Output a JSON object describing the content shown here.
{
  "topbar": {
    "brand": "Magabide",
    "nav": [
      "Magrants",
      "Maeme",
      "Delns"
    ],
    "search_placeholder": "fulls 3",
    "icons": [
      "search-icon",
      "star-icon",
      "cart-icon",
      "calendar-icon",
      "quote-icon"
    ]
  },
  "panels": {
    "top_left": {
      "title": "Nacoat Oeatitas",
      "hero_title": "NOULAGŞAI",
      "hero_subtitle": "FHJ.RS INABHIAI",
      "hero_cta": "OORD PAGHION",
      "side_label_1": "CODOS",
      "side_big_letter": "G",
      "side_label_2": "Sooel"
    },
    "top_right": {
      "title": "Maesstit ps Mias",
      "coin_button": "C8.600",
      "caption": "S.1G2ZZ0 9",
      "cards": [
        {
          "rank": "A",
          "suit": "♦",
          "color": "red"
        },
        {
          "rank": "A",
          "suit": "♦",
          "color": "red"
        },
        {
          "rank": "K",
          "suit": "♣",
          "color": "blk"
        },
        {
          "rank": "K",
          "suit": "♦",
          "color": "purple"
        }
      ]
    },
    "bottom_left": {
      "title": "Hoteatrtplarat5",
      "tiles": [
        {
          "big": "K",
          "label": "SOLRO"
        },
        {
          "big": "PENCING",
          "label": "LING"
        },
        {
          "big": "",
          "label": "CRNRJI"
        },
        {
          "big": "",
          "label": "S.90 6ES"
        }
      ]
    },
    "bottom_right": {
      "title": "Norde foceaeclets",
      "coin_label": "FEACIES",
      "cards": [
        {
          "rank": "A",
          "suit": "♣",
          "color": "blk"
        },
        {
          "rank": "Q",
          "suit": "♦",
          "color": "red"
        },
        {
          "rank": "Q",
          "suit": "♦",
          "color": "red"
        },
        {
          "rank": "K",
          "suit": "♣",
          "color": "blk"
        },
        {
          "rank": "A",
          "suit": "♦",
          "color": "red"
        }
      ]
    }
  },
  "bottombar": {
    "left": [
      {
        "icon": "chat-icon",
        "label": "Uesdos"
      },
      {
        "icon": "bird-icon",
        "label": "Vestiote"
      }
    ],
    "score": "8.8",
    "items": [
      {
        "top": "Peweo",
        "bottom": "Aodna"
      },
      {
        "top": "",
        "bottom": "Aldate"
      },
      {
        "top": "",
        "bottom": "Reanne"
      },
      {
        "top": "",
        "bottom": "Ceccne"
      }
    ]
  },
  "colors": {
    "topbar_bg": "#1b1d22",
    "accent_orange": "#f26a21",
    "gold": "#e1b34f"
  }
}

--

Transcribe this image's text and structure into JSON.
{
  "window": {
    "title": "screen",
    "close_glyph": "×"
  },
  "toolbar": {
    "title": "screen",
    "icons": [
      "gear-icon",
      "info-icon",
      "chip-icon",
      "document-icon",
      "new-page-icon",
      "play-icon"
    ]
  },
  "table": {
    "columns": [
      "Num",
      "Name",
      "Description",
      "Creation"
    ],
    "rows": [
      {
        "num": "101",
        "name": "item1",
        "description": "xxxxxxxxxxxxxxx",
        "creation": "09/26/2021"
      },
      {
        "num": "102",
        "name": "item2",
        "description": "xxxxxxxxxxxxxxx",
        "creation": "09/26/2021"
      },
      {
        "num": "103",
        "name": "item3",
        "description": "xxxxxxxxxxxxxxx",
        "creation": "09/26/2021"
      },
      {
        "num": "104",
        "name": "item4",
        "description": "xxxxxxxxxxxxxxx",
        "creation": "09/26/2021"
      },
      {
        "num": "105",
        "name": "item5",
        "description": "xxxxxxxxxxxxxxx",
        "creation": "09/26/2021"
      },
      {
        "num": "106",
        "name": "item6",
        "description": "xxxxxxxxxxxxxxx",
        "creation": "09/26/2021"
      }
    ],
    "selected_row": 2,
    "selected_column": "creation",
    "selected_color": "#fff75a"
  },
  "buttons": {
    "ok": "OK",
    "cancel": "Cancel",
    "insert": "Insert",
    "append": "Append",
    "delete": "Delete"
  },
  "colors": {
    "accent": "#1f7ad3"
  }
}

## [AIM]
Using the listing above, gather each line that holds the string "JSON" and copy it.

## [ANSWER BELOW]
Output a JSON object describing the content shown here.
Transcribe this image's text and structure into JSON.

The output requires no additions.